[Begin]

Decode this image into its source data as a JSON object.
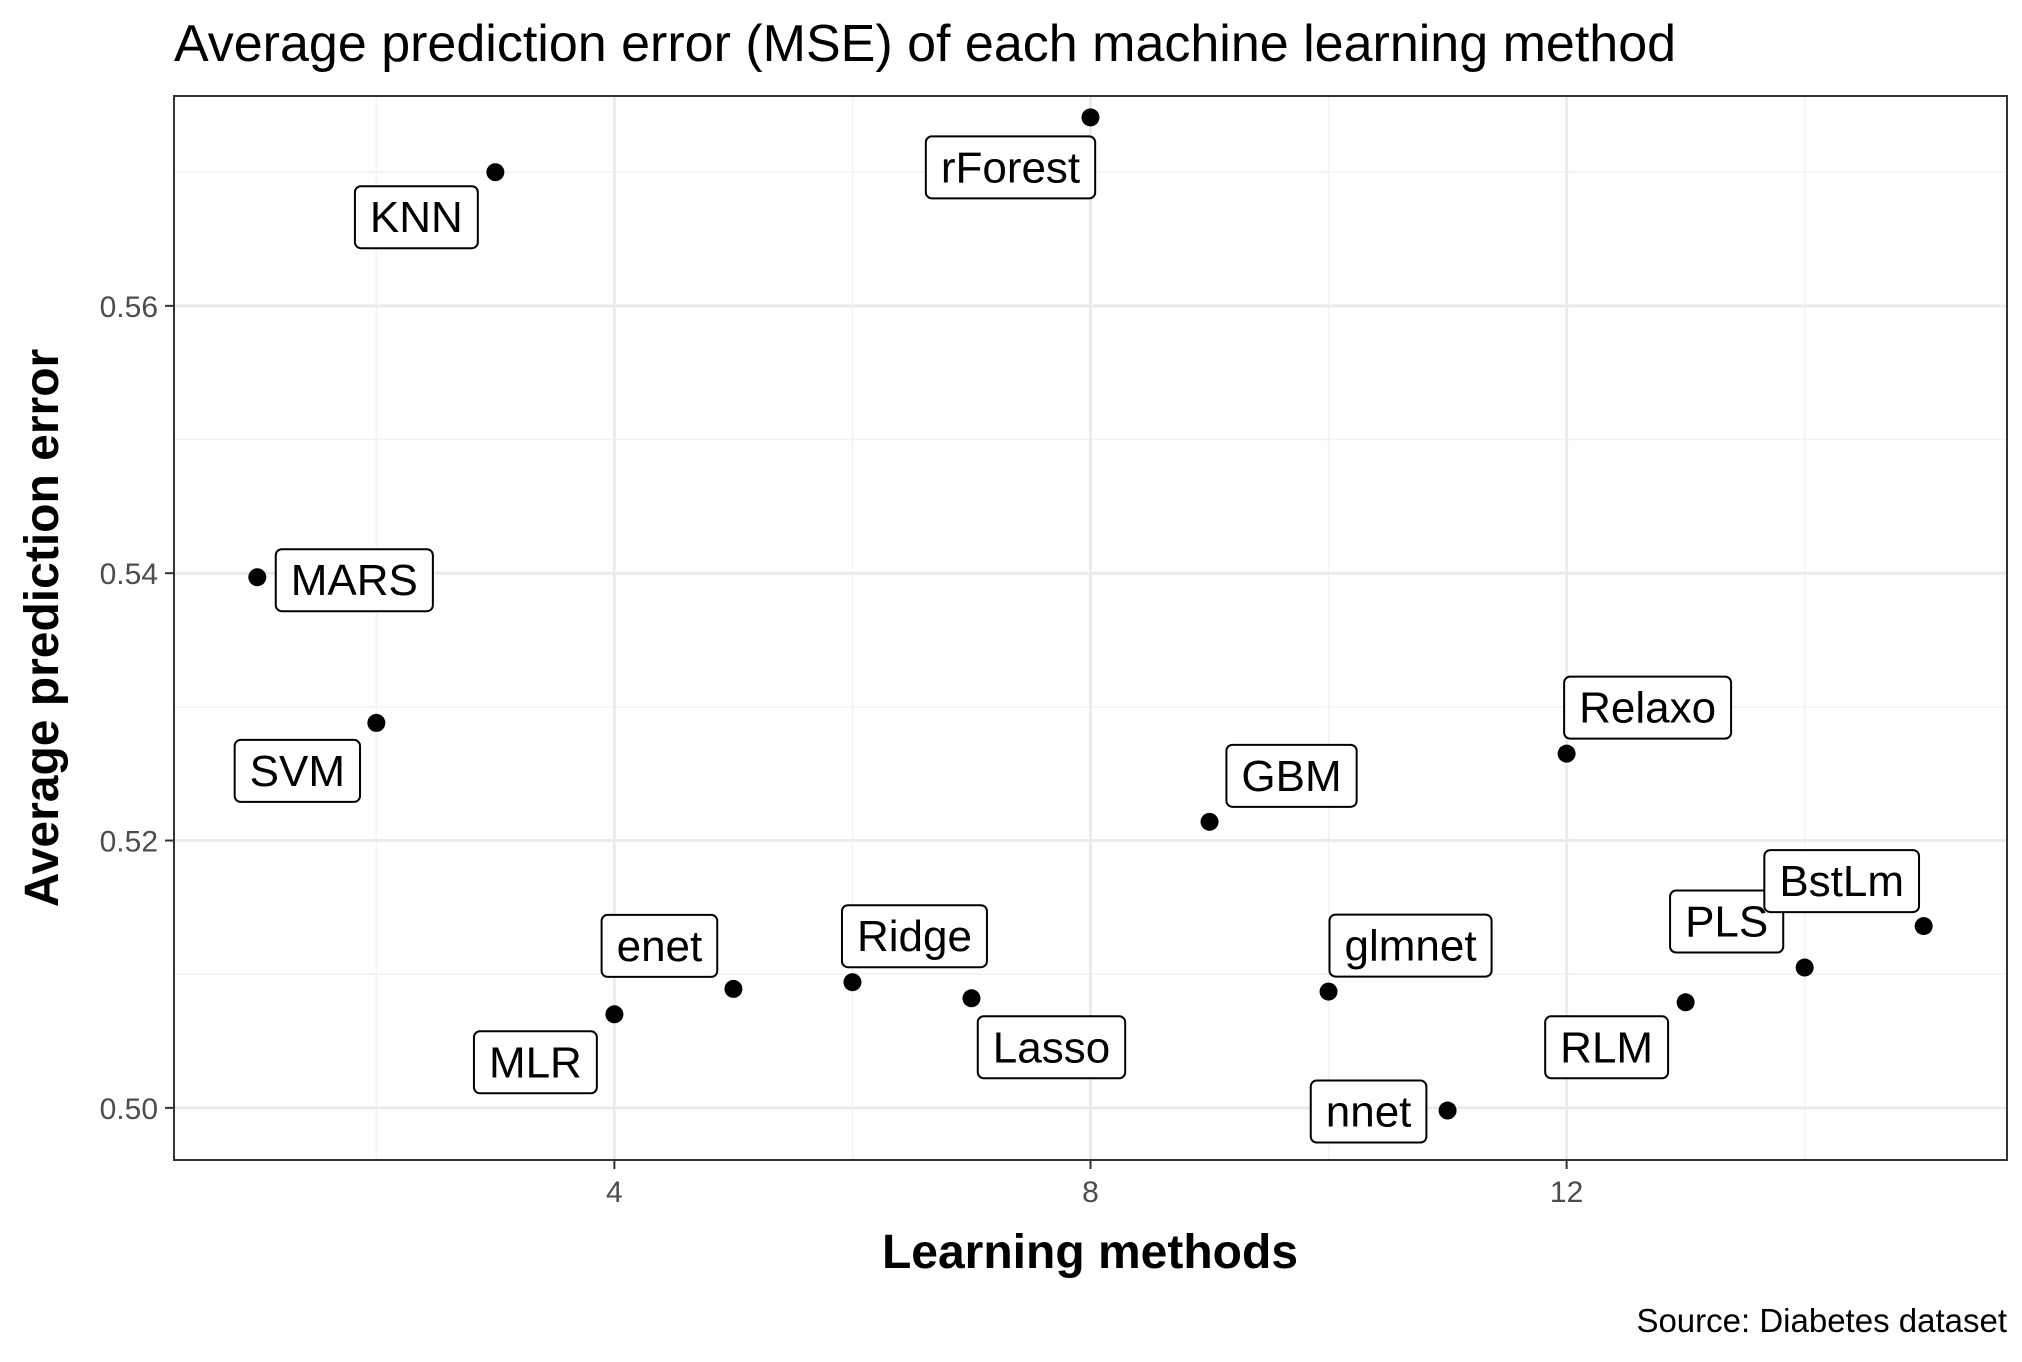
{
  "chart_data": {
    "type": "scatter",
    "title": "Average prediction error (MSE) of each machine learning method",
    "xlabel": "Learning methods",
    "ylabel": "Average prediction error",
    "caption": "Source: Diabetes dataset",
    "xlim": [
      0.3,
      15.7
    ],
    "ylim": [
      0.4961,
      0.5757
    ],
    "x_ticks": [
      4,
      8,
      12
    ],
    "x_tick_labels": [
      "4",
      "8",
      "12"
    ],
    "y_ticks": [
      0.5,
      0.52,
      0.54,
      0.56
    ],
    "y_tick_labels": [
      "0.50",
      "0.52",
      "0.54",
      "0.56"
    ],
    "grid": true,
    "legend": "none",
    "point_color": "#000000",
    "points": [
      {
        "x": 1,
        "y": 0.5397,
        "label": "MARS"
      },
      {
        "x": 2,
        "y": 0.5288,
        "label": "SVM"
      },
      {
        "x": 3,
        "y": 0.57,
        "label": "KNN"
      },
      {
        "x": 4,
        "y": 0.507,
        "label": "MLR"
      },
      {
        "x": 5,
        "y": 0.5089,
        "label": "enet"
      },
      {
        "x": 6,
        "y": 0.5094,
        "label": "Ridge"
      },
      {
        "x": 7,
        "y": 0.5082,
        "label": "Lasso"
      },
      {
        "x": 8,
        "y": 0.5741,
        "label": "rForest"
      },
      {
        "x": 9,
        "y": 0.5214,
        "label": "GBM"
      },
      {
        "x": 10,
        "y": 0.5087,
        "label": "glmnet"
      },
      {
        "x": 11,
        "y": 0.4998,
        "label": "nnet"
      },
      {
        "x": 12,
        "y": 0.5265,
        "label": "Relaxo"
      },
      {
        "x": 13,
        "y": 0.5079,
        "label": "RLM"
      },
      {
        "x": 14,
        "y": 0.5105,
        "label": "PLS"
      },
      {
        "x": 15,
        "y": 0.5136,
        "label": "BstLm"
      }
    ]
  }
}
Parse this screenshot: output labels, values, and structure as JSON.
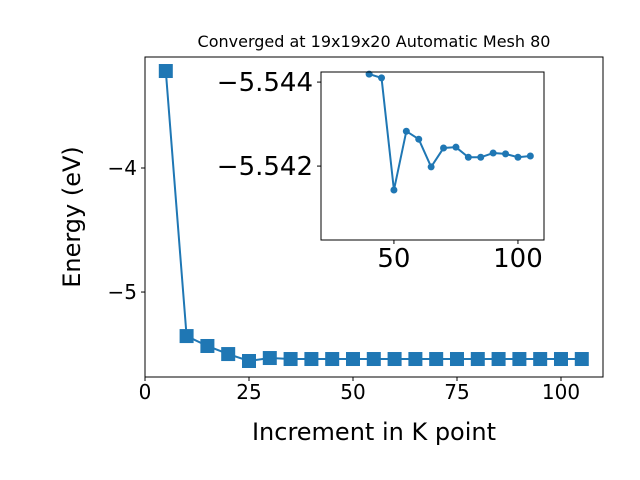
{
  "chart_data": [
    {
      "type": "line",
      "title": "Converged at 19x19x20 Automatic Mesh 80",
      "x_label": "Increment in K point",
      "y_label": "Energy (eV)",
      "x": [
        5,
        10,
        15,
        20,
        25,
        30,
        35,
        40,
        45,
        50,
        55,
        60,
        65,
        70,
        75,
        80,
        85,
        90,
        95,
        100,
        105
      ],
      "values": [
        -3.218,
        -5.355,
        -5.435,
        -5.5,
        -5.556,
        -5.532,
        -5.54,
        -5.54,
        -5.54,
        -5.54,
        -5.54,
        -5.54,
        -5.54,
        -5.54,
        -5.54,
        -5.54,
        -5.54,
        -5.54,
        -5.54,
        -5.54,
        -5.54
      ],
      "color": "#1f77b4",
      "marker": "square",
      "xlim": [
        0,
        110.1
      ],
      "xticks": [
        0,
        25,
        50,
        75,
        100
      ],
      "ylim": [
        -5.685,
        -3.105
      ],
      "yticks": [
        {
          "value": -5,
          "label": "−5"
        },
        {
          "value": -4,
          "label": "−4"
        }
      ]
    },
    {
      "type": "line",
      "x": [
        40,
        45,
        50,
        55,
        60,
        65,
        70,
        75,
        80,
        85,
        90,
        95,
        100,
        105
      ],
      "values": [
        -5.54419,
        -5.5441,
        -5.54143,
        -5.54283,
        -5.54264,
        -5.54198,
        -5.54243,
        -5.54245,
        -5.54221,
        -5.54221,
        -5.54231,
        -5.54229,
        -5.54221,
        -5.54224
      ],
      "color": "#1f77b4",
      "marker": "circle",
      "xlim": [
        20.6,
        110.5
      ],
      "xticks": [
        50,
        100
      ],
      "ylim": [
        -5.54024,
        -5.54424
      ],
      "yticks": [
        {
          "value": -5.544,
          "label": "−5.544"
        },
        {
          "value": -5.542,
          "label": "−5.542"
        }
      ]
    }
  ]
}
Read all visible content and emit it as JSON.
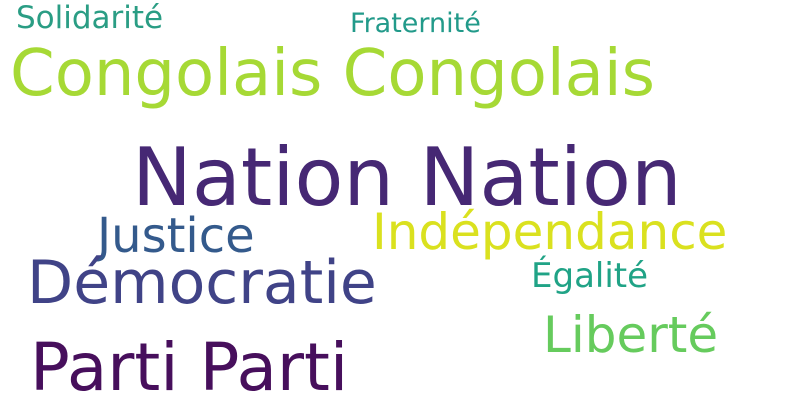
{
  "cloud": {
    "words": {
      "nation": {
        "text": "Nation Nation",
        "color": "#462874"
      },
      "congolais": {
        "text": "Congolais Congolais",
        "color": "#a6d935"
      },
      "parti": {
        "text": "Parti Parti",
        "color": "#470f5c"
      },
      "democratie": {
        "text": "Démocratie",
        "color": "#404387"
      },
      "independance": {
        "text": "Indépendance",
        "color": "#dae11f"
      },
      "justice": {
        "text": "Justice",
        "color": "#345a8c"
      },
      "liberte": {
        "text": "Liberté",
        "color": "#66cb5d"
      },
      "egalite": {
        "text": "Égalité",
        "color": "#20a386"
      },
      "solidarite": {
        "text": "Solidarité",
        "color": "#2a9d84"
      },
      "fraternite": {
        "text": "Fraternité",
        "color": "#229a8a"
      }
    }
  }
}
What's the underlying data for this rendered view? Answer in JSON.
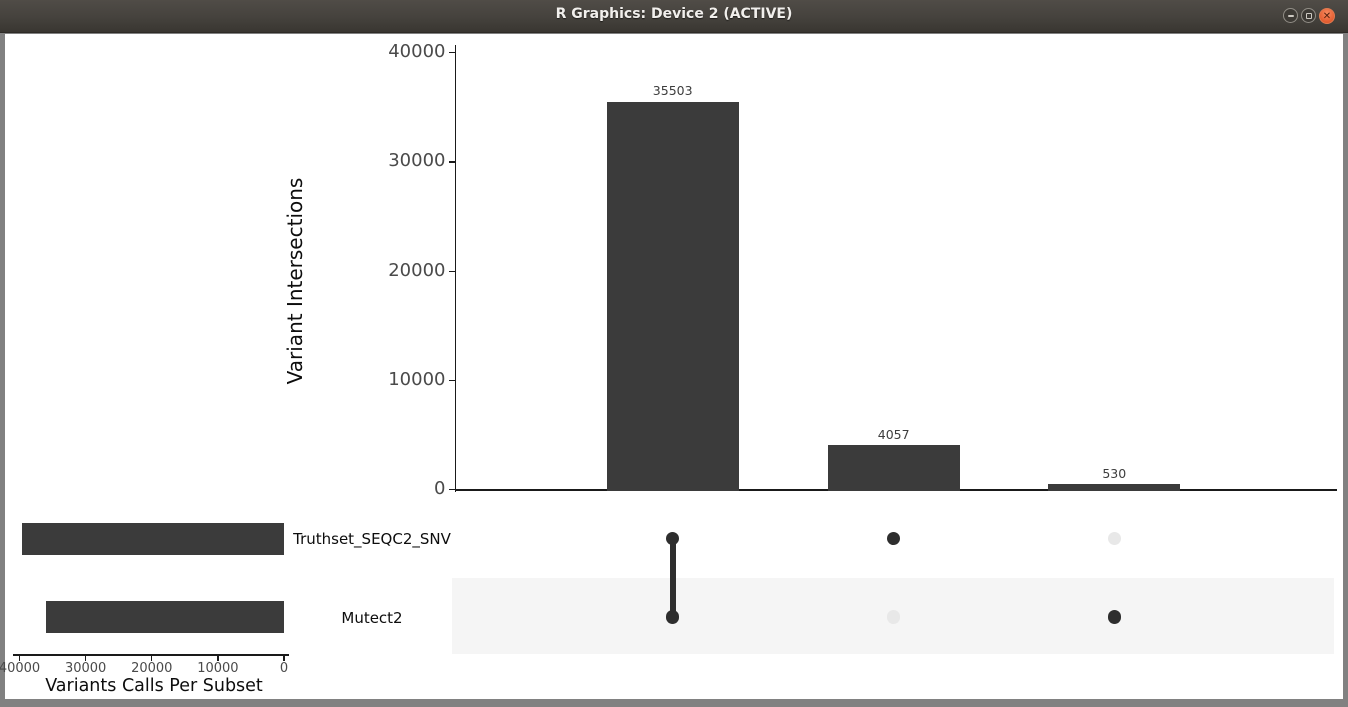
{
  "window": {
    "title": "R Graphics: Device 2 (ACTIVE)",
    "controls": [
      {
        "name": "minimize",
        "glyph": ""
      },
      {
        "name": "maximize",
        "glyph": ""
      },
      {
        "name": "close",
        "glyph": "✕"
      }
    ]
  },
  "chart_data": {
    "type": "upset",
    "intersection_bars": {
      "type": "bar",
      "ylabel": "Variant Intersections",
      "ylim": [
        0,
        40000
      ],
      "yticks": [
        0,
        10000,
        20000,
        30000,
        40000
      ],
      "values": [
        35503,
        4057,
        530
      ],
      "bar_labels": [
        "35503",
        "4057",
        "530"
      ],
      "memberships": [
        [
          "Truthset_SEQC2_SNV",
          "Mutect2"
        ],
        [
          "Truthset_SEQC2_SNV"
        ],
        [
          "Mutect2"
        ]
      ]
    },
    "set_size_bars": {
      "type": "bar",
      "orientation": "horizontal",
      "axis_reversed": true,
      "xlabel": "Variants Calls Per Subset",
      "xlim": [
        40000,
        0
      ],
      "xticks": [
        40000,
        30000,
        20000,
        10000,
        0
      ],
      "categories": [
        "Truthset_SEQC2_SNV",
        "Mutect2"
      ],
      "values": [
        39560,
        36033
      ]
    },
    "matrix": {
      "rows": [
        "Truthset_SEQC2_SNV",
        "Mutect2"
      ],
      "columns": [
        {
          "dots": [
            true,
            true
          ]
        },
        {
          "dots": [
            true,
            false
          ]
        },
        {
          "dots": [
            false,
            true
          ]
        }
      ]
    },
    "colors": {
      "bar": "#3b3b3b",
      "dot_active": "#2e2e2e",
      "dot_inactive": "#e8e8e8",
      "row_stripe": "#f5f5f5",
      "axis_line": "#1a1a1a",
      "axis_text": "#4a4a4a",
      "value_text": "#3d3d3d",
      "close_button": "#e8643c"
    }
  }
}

[End]

- Your instructions -
Write out all the records again, exactly, minus any pictures.

- Final result -
Decode this image into its source data as a JSON object.
{
  "chart_data": {
    "type": "scatter",
    "title": "Average prediction error (MSE) of each machine learning method",
    "xlabel": "Learning methods",
    "ylabel": "Average prediction error",
    "caption": "Source: Diabetes dataset",
    "xlim": [
      0.3,
      15.7
    ],
    "ylim": [
      0.4961,
      0.5757
    ],
    "x_ticks": [
      4,
      8,
      12
    ],
    "x_tick_labels": [
      "4",
      "8",
      "12"
    ],
    "y_ticks": [
      0.5,
      0.52,
      0.54,
      0.56
    ],
    "y_tick_labels": [
      "0.50",
      "0.52",
      "0.54",
      "0.56"
    ],
    "grid": true,
    "legend": "none",
    "point_color": "#000000",
    "points": [
      {
        "x": 1,
        "y": 0.5397,
        "label": "MARS"
      },
      {
        "x": 2,
        "y": 0.5288,
        "label": "SVM"
      },
      {
        "x": 3,
        "y": 0.57,
        "label": "KNN"
      },
      {
        "x": 4,
        "y": 0.507,
        "label": "MLR"
      },
      {
        "x": 5,
        "y": 0.5089,
        "label": "enet"
      },
      {
        "x": 6,
        "y": 0.5094,
        "label": "Ridge"
      },
      {
        "x": 7,
        "y": 0.5082,
        "label": "Lasso"
      },
      {
        "x": 8,
        "y": 0.5741,
        "label": "rForest"
      },
      {
        "x": 9,
        "y": 0.5214,
        "label": "GBM"
      },
      {
        "x": 10,
        "y": 0.5087,
        "label": "glmnet"
      },
      {
        "x": 11,
        "y": 0.4998,
        "label": "nnet"
      },
      {
        "x": 12,
        "y": 0.5265,
        "label": "Relaxo"
      },
      {
        "x": 13,
        "y": 0.5079,
        "label": "RLM"
      },
      {
        "x": 14,
        "y": 0.5105,
        "label": "PLS"
      },
      {
        "x": 15,
        "y": 0.5136,
        "label": "BstLm"
      }
    ]
  }
}
Parse this screenshot: output labels, values, and structure as JSON.
{
  "chart_data": [
    {
      "type": "line",
      "title": "Converged at 19x19x20 Automatic Mesh 80",
      "x_label": "Increment in K point",
      "y_label": "Energy (eV)",
      "x": [
        5,
        10,
        15,
        20,
        25,
        30,
        35,
        40,
        45,
        50,
        55,
        60,
        65,
        70,
        75,
        80,
        85,
        90,
        95,
        100,
        105
      ],
      "values": [
        -3.218,
        -5.355,
        -5.435,
        -5.5,
        -5.556,
        -5.532,
        -5.54,
        -5.54,
        -5.54,
        -5.54,
        -5.54,
        -5.54,
        -5.54,
        -5.54,
        -5.54,
        -5.54,
        -5.54,
        -5.54,
        -5.54,
        -5.54,
        -5.54
      ],
      "color": "#1f77b4",
      "marker": "square",
      "xlim": [
        0,
        110.1
      ],
      "xticks": [
        0,
        25,
        50,
        75,
        100
      ],
      "ylim": [
        -5.685,
        -3.105
      ],
      "yticks": [
        {
          "value": -5,
          "label": "−5"
        },
        {
          "value": -4,
          "label": "−4"
        }
      ]
    },
    {
      "type": "line",
      "x": [
        40,
        45,
        50,
        55,
        60,
        65,
        70,
        75,
        80,
        85,
        90,
        95,
        100,
        105
      ],
      "values": [
        -5.54419,
        -5.5441,
        -5.54143,
        -5.54283,
        -5.54264,
        -5.54198,
        -5.54243,
        -5.54245,
        -5.54221,
        -5.54221,
        -5.54231,
        -5.54229,
        -5.54221,
        -5.54224
      ],
      "color": "#1f77b4",
      "marker": "circle",
      "xlim": [
        20.6,
        110.5
      ],
      "xticks": [
        50,
        100
      ],
      "ylim": [
        -5.54024,
        -5.54424
      ],
      "yticks": [
        {
          "value": -5.544,
          "label": "−5.544"
        },
        {
          "value": -5.542,
          "label": "−5.542"
        }
      ]
    }
  ]
}
Read all visible content and emit it as JSON.
{
  "cloud": {
    "words": {
      "nation": {
        "text": "Nation Nation",
        "color": "#462874"
      },
      "congolais": {
        "text": "Congolais Congolais",
        "color": "#a6d935"
      },
      "parti": {
        "text": "Parti Parti",
        "color": "#470f5c"
      },
      "democratie": {
        "text": "Démocratie",
        "color": "#404387"
      },
      "independance": {
        "text": "Indépendance",
        "color": "#dae11f"
      },
      "justice": {
        "text": "Justice",
        "color": "#345a8c"
      },
      "liberte": {
        "text": "Liberté",
        "color": "#66cb5d"
      },
      "egalite": {
        "text": "Égalité",
        "color": "#20a386"
      },
      "solidarite": {
        "text": "Solidarité",
        "color": "#2a9d84"
      },
      "fraternite": {
        "text": "Fraternité",
        "color": "#229a8a"
      }
    }
  }
}
What's the underlying data for this rendered view? Answer in JSON.
{
  "window": {
    "title": "R Graphics: Device 2 (ACTIVE)",
    "controls": [
      {
        "name": "minimize",
        "glyph": ""
      },
      {
        "name": "maximize",
        "glyph": ""
      },
      {
        "name": "close",
        "glyph": "✕"
      }
    ]
  },
  "chart_data": {
    "type": "upset",
    "intersection_bars": {
      "type": "bar",
      "ylabel": "Variant Intersections",
      "ylim": [
        0,
        40000
      ],
      "yticks": [
        0,
        10000,
        20000,
        30000,
        40000
      ],
      "values": [
        35503,
        4057,
        530
      ],
      "bar_labels": [
        "35503",
        "4057",
        "530"
      ],
      "memberships": [
        [
          "Truthset_SEQC2_SNV",
          "Mutect2"
        ],
        [
          "Truthset_SEQC2_SNV"
        ],
        [
          "Mutect2"
        ]
      ]
    },
    "set_size_bars": {
      "type": "bar",
      "orientation": "horizontal",
      "axis_reversed": true,
      "xlabel": "Variants Calls Per Subset",
      "xlim": [
        40000,
        0
      ],
      "xticks": [
        40000,
        30000,
        20000,
        10000,
        0
      ],
      "categories": [
        "Truthset_SEQC2_SNV",
        "Mutect2"
      ],
      "values": [
        39560,
        36033
      ]
    },
    "matrix": {
      "rows": [
        "Truthset_SEQC2_SNV",
        "Mutect2"
      ],
      "columns": [
        {
          "dots": [
            true,
            true
          ]
        },
        {
          "dots": [
            true,
            false
          ]
        },
        {
          "dots": [
            false,
            true
          ]
        }
      ]
    },
    "colors": {
      "bar": "#3b3b3b",
      "dot_active": "#2e2e2e",
      "dot_inactive": "#e8e8e8",
      "row_stripe": "#f5f5f5",
      "axis_line": "#1a1a1a",
      "axis_text": "#4a4a4a",
      "value_text": "#3d3d3d",
      "close_button": "#e8643c"
    }
  }
}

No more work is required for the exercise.